### Written request 1
Reproduce the rows verbatim, starting at the line that contains "filter-nonumy-eirmod[interactable]: Nonumy eirmod" and stopping after the line that contains "product-card[interactable]: Clita stet".

___ Excerpted passage

# Ideas for the Turkey Day garden stand?



## Starboard (Nov 26, 2020)

How are you guys using your garden stands? My island has a royal garden area and I thought they would be perfect to use as fancy flower pots. However the only item I own that works even slightly is the floating biotope planter, but I'm not sure if I like how they look together because of all the white. Does anyone know of any other items I could use that would look like flowers growing out of it? The leaf piles and mum cushion would have been good but unfortunately you can't put them on top of things. I've tried the anthurium plant and hats and pillows and everything lol. Any ideas?


----------



## John Wick (Nov 26, 2020)

Yeah, we all have the biotopes.

Or a duck.
Snapping turtle..


----------



## Starboard (Nov 26, 2020)

John Wick said:


> Yeah, we all have the biotopes.
> 
> Or a duck.
> Snapping turtle..


Lol  If they were going to include something as random as a garden stand for Thanksgiving I wish they had also made something specific for it. I'd love more flower items.


----------



## Rosch (Nov 26, 2020)

I haven't tried it yet, but maybe you could use the Pot DIY. It doesn't contain any plants though. It still sucks that we lack a huge variety of potted plants...


----------



## Silkfawn (Nov 26, 2020)

I have two on each side of my house, and on top of them I have the white floating biotope planter.
It looks great, especially after I changed the house color to the gray/white with green roof and a green door.

I'd post a picture but I'm not online rn


----------



## Splinter (Nov 26, 2020)

Anthurium plant.


----------



## Imbri (Nov 26, 2020)

I placed the mystic statue outside my museum on it.


----------



## Sheydra (Nov 26, 2020)

I put them out with tree bounty small trees frosted white. They look amazing and will even be great when it snows.


----------



## Nooblord (Nov 26, 2020)

I had 2 stone stools at the north entrance of RS that I decorated with seasonal lamps (hyacinth lamps for spring, shell lamp for summer, and jack-o-lantern/tree bounty lamp for fall). I replaced the stone stools with the garden stands and the entrance looks even better now.

______
___ Task inputs

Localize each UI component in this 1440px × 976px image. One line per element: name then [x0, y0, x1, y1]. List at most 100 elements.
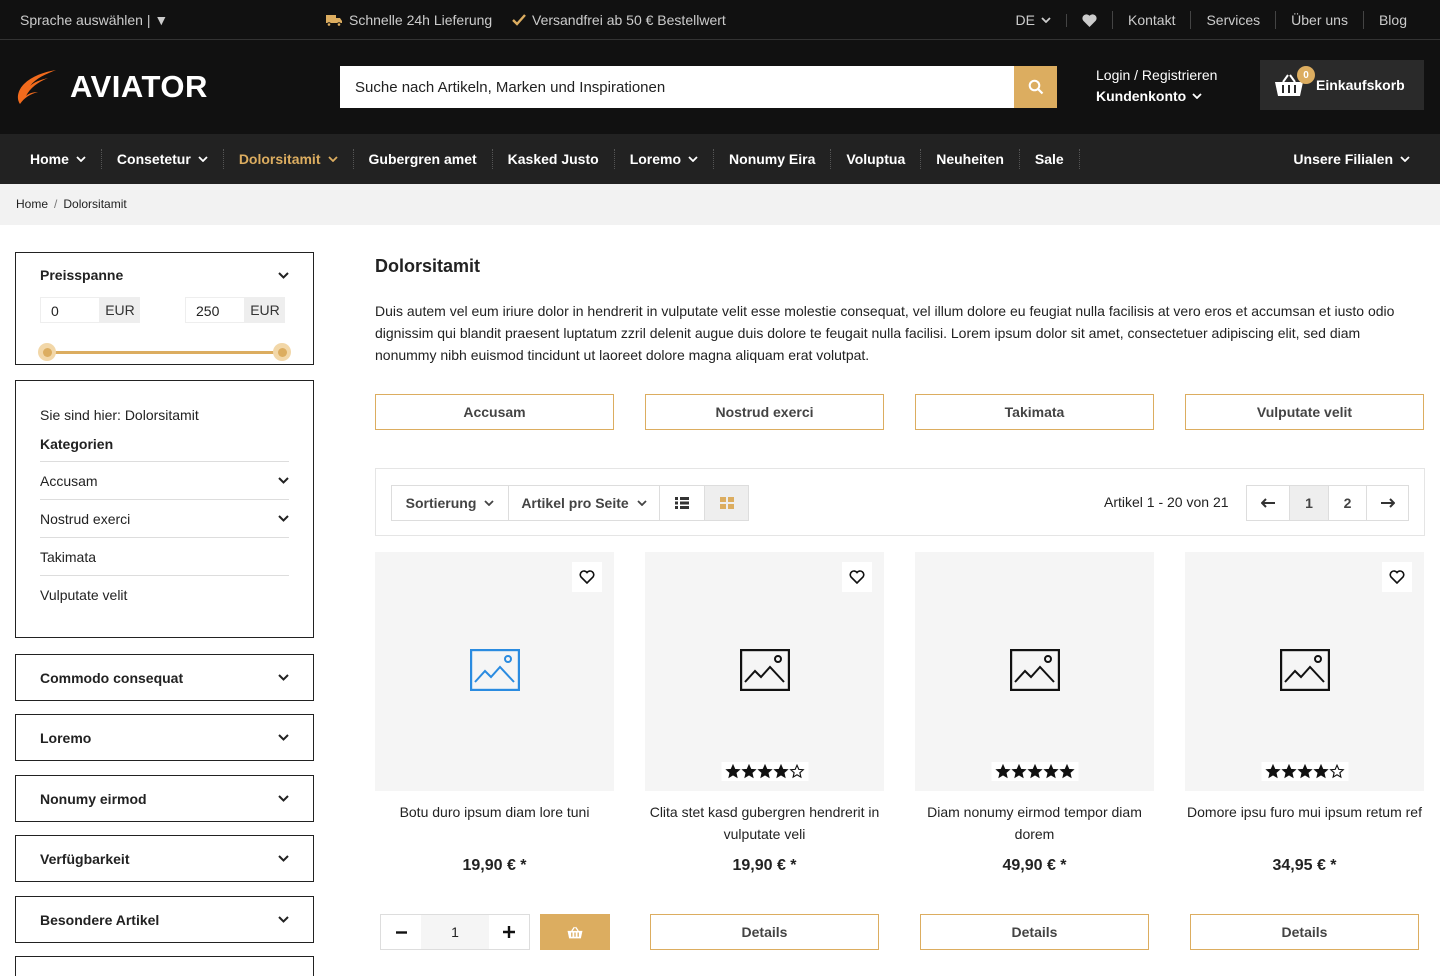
filter-nonumy-eirmod[interactable]: Nonumy eirmod [15, 775, 314, 822]
search-icon [1028, 79, 1043, 95]
subcategory-accusam[interactable]: Accusam [375, 394, 614, 430]
grid-view-button[interactable] [704, 485, 749, 521]
product-card[interactable]: Clita stet kasd gubergren hendrerit in v… [645, 552, 884, 874]
nav-item-dolorsitamit[interactable]: Dolorsitamit [224, 149, 354, 169]
rating-stars [1261, 762, 1348, 781]
wishlist-button[interactable] [842, 562, 872, 592]
price-min-field[interactable]: 0 EUR [40, 297, 140, 323]
slider-handle-min[interactable] [38, 343, 56, 361]
product-name[interactable]: Botu duro ipsum diam lore tuni [375, 801, 614, 845]
page-2-button[interactable]: 2 [1328, 485, 1367, 521]
quantity-increase-button[interactable] [489, 915, 529, 949]
cart-label: Einkaufskorb [1316, 77, 1405, 93]
search-button[interactable] [1014, 66, 1057, 108]
product-card[interactable]: Domore ipsu furo mui ipsum retum ref 34,… [1185, 552, 1424, 874]
star-filled-icon [1313, 764, 1328, 779]
details-button[interactable]: Details [1190, 914, 1419, 950]
logo[interactable]: AVIATOR [14, 68, 208, 106]
account-menu[interactable]: Login / Registrieren Kundenkonto [1096, 67, 1217, 104]
subcategory-takimata[interactable]: Takimata [915, 394, 1154, 430]
next-page-button[interactable] [1366, 485, 1409, 521]
nav-item-neuheiten[interactable]: Neuheiten [921, 149, 1020, 169]
category-item-takimata[interactable]: Takimata [40, 537, 289, 575]
price-max-value[interactable]: 250 [185, 297, 245, 323]
details-button[interactable]: Details [920, 914, 1149, 950]
product-name[interactable]: Diam nonumy eirmod tempor diam dorem [915, 801, 1154, 845]
minus-icon [395, 930, 407, 934]
filter-next[interactable] [15, 956, 314, 976]
sort-dropdown[interactable]: Sortierung [391, 485, 509, 521]
language-dropdown[interactable]: DE [1001, 11, 1066, 29]
price-range-slider[interactable] [38, 341, 291, 363]
product-image[interactable] [645, 552, 884, 791]
basket-icon [567, 926, 583, 938]
page-1-button[interactable]: 1 [1289, 485, 1329, 521]
nav-item-consetetur[interactable]: Consetetur [102, 149, 224, 169]
check-icon [512, 14, 526, 26]
rating-stars [991, 762, 1078, 781]
nav-item-voluptua[interactable]: Voluptua [831, 149, 922, 169]
wishlist-button[interactable] [1382, 562, 1412, 592]
price-min-value[interactable]: 0 [40, 297, 100, 323]
star-filled-icon [1043, 764, 1058, 779]
services-link[interactable]: Services [1190, 11, 1275, 29]
price-max-field[interactable]: 250 EUR [185, 297, 285, 323]
star-filled-icon [757, 764, 772, 779]
subcategory-vulputate-velit[interactable]: Vulputate velit [1185, 394, 1424, 430]
details-button[interactable]: Details [650, 914, 879, 950]
product-name[interactable]: Clita stet kasd gubergren hendrerit in v… [645, 801, 884, 845]
list-view-button[interactable] [659, 485, 705, 521]
prev-page-button[interactable] [1246, 485, 1290, 521]
nav-item-kasked-justo[interactable]: Kasked Justo [493, 149, 615, 169]
price-filter-toggle[interactable]: Preisspanne [40, 267, 289, 283]
nav-item-home[interactable]: Home [15, 149, 102, 169]
filter-verfuegbarkeit[interactable]: Verfügbarkeit [15, 835, 314, 882]
product-image[interactable] [1185, 552, 1424, 791]
chevron-down-icon [484, 500, 495, 506]
per-page-dropdown[interactable]: Artikel pro Seite [508, 485, 660, 521]
quantity-decrease-button[interactable] [381, 915, 421, 949]
quantity-input[interactable]: 1 [421, 915, 489, 949]
add-to-cart-button[interactable] [540, 914, 610, 950]
filter-label: Nonumy eirmod [40, 790, 147, 807]
product-name[interactable]: Domore ipsu furo mui ipsum retum ref [1185, 801, 1424, 845]
arrow-right-icon [1380, 498, 1395, 508]
nav-item-sale[interactable]: Sale [1020, 149, 1080, 169]
chevron-down-icon [1400, 156, 1410, 162]
about-link[interactable]: Über uns [1275, 11, 1363, 29]
filter-besondere-artikel[interactable]: Besondere Artikel [15, 896, 314, 943]
customer-account-dropdown[interactable]: Kundenkonto [1096, 88, 1217, 104]
language-code: DE [1015, 12, 1035, 28]
category-item-vulputate-velit[interactable]: Vulputate velit [40, 575, 289, 613]
login-link[interactable]: Login / Registrieren [1096, 67, 1217, 83]
contact-link[interactable]: Kontakt [1111, 11, 1190, 29]
nav-item-loremo[interactable]: Loremo [615, 149, 715, 169]
cart-count-badge: 0 [1297, 66, 1315, 84]
product-image[interactable] [375, 552, 614, 791]
nav-item-nonumy-eira[interactable]: Nonumy Eira [714, 149, 832, 169]
star-filled-icon [995, 764, 1010, 779]
filter-loremo[interactable]: Loremo [15, 714, 314, 761]
subcategory-nostrud-exerci[interactable]: Nostrud exerci [645, 394, 884, 430]
filter-commodo-consequat[interactable]: Commodo consequat [15, 654, 314, 701]
wishlist-link[interactable] [1065, 13, 1112, 27]
cart-button[interactable]: 0 Einkaufskorb [1260, 60, 1424, 110]
plus-icon [503, 926, 515, 938]
wishlist-button[interactable] [572, 562, 602, 592]
blog-link[interactable]: Blog [1362, 11, 1422, 29]
product-card[interactable]: Diam nonumy eirmod tempor diam dorem 49,… [915, 552, 1154, 874]
search-input[interactable] [340, 66, 1014, 108]
chevron-down-icon [688, 156, 698, 162]
category-item-nostrud-exerci[interactable]: Nostrud exerci [40, 499, 289, 537]
category-item-accusam[interactable]: Accusam [40, 461, 289, 499]
top-bar: Sprache auswählen | ▼ Schnelle 24h Liefe… [0, 0, 1440, 40]
language-selector[interactable]: Sprache auswählen | ▼ [20, 12, 168, 28]
nav-item-unsere-filialen[interactable]: Unsere Filialen [1278, 149, 1425, 169]
nav-item-gubergren-amet[interactable]: Gubergren amet [354, 149, 493, 169]
product-image[interactable] [915, 552, 1154, 791]
rating-stars [721, 762, 808, 781]
breadcrumb-home[interactable]: Home [16, 197, 48, 211]
product-card[interactable]: Botu duro ipsum diam lore tuni 19,90 € * [375, 552, 614, 874]
quantity-stepper: 1 [380, 914, 530, 950]
slider-handle-max[interactable] [273, 343, 291, 361]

______

### Written request 2
Translate this sentence from the garden stand thread into Spanish: "I'd love more flower items."

### Exercise answer 1
filter-nonumy-eirmod[interactable]: Nonumy eirmod [15, 775, 314, 822]
search-icon [1028, 79, 1043, 95]
subcategory-accusam[interactable]: Accusam [375, 394, 614, 430]
grid-view-button[interactable] [704, 485, 749, 521]
product-card[interactable]: Clita stet kasd gubergren hendrerit in v… [645, 552, 884, 874]

### Exercise answer 2
Me encantaría tener más artículos de flores.